BEGIN
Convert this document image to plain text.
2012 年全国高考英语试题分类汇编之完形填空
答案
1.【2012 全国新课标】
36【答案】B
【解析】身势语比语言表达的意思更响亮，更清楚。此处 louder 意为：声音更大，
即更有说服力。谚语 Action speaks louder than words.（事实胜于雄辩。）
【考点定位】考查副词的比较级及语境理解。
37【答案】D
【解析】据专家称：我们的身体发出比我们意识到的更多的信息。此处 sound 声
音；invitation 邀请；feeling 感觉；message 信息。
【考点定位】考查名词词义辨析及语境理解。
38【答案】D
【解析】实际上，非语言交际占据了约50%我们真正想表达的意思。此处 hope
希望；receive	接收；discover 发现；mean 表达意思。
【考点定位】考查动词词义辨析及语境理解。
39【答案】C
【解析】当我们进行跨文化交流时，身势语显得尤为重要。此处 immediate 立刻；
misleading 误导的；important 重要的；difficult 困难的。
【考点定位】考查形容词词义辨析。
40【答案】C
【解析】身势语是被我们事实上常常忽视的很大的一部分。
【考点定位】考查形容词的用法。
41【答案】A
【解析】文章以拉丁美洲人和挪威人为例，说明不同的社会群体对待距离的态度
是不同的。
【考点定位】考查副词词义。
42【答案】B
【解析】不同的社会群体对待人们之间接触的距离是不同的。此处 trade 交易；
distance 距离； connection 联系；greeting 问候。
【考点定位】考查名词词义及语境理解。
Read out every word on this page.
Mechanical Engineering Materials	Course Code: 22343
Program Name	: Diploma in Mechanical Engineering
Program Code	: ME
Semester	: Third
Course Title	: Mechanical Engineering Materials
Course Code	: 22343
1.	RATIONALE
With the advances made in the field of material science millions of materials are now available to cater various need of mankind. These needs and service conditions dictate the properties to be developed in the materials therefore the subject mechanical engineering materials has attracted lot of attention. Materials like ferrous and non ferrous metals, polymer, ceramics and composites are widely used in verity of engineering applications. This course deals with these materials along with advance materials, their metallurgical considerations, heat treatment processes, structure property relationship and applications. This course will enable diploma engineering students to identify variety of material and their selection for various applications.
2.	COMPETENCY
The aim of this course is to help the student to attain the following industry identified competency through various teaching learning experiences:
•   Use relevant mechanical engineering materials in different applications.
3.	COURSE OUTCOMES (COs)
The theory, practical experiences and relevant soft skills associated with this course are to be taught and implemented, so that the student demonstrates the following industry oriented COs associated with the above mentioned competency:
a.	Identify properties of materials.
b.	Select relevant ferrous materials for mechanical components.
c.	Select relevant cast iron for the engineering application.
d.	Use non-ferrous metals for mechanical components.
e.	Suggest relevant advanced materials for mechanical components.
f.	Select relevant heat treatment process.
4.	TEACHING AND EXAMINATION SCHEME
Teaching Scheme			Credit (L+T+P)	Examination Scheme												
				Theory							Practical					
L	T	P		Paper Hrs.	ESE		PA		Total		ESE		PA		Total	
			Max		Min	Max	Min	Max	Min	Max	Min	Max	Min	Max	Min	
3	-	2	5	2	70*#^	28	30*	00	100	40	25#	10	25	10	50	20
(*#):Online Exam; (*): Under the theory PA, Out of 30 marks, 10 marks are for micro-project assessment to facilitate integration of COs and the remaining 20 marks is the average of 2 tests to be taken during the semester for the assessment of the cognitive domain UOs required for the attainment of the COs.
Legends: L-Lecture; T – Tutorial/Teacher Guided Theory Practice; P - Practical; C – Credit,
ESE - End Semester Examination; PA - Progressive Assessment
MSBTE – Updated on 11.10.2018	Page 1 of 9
END
- **REQUEST**
Count the lines in the material above where the string "metals" appears, then state only that count.

- **RESULT OF THIS TASK**
2